Seek out every line containing the word "text", and copy each.
[Start of Provided data]
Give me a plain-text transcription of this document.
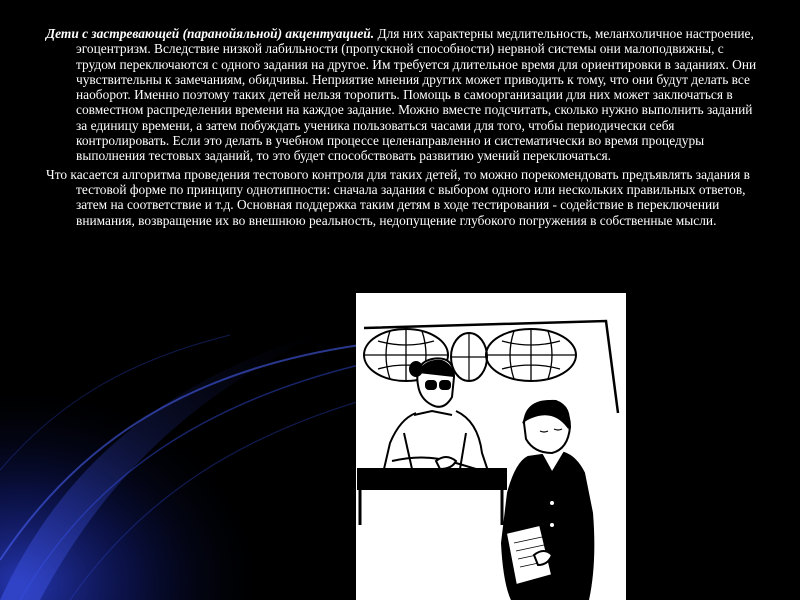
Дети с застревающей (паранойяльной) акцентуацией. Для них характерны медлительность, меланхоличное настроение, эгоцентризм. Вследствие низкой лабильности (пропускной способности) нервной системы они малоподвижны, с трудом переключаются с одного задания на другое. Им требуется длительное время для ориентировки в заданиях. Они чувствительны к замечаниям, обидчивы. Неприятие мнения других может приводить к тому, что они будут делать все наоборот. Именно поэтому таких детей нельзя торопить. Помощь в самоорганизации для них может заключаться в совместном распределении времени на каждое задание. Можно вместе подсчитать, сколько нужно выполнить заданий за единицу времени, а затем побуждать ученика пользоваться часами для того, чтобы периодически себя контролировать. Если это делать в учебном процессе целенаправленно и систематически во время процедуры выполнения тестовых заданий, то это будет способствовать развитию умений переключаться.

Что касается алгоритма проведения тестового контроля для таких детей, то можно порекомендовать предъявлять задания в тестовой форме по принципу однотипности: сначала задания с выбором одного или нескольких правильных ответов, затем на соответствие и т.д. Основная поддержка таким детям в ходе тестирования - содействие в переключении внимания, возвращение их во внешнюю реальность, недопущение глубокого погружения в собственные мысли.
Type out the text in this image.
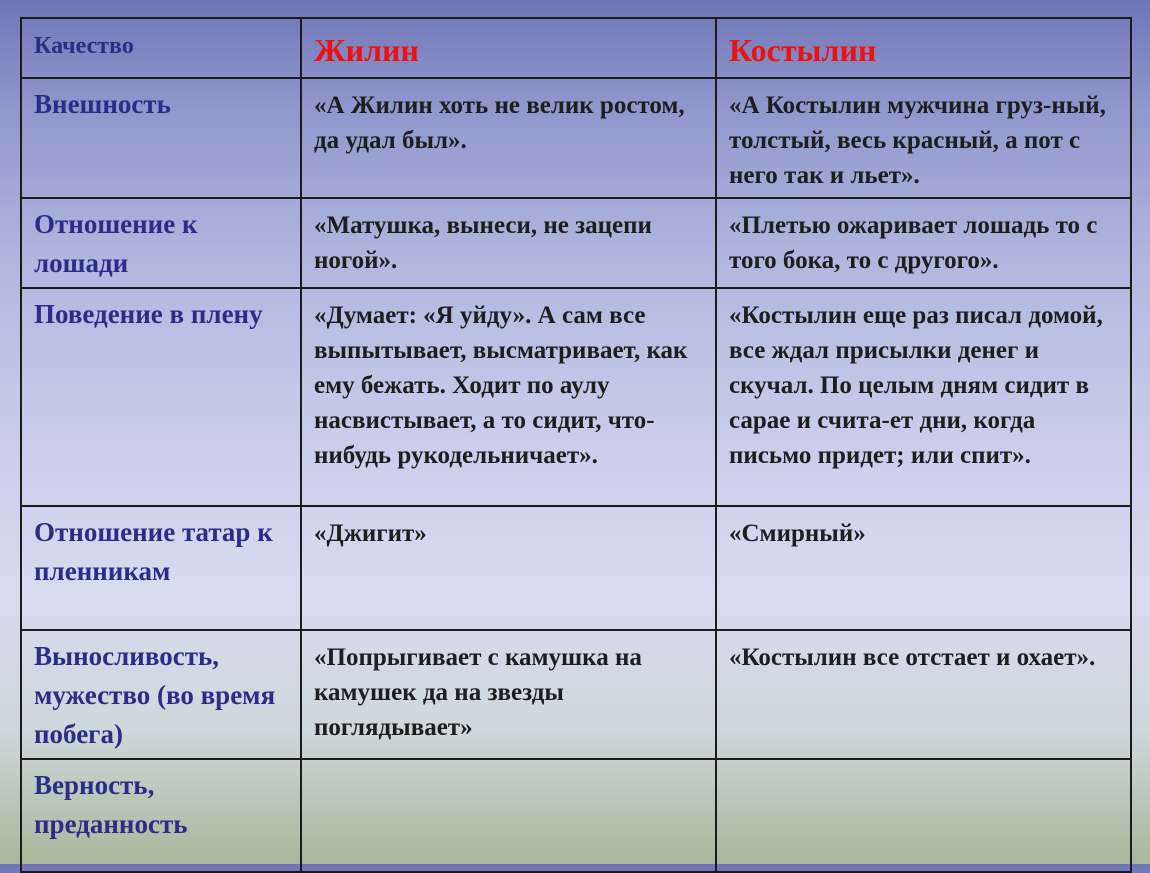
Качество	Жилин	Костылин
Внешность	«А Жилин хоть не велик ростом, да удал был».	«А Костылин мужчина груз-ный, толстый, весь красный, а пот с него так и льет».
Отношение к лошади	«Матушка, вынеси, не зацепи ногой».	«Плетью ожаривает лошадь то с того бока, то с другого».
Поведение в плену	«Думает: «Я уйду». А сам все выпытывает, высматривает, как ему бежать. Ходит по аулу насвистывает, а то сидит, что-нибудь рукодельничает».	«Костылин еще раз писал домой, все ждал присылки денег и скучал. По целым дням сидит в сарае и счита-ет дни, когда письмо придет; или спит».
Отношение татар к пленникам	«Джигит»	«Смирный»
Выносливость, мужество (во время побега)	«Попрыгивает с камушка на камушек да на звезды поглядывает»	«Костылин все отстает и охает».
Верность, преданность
[End of Provided data]
Right answer
Give me a plain-text transcription of this document.
Type out the text in this image.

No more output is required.